→ **Exercise prompt**:
From the records below, give the number of lines that contain the string "name", without any other text.

Records from a collection:
-- begin --

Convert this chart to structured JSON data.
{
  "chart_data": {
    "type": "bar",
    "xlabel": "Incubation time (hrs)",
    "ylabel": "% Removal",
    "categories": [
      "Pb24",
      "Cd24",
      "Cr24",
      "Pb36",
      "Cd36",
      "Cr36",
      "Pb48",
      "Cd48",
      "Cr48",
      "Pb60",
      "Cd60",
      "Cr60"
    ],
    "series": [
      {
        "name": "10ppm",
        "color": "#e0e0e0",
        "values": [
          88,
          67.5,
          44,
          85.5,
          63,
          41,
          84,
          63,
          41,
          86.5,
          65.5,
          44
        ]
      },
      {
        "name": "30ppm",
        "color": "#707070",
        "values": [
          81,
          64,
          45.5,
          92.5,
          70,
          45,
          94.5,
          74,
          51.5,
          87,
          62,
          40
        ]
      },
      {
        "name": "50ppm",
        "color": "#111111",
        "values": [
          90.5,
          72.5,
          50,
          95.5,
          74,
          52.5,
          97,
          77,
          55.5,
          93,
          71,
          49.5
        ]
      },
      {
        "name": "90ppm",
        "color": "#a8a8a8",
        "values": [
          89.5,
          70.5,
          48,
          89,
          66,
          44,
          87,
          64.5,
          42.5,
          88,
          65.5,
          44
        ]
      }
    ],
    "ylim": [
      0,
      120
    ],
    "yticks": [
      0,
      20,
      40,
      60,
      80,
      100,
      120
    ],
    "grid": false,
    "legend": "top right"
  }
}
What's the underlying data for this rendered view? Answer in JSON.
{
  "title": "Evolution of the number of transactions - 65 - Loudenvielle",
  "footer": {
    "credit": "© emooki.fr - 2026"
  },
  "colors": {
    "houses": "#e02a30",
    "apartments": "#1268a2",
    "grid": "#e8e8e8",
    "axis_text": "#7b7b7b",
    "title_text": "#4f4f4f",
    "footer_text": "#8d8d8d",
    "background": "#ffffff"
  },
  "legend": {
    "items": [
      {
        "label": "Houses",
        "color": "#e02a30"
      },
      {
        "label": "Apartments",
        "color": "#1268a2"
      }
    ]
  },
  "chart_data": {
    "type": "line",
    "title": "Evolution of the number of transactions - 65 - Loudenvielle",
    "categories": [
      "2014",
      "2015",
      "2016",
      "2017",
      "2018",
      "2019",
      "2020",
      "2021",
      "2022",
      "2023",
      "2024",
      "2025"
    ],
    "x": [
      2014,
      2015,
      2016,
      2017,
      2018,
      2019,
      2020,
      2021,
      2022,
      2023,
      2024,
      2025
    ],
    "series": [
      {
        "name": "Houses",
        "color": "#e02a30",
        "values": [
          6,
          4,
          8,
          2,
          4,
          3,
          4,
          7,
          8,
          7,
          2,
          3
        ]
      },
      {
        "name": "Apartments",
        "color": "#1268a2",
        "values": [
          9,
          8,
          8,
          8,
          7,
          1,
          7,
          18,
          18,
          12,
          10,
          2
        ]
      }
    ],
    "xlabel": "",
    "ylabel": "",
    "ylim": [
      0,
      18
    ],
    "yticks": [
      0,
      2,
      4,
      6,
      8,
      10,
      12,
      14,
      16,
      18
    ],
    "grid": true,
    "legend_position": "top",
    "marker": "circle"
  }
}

-- end --

→ **Exercise result**:
6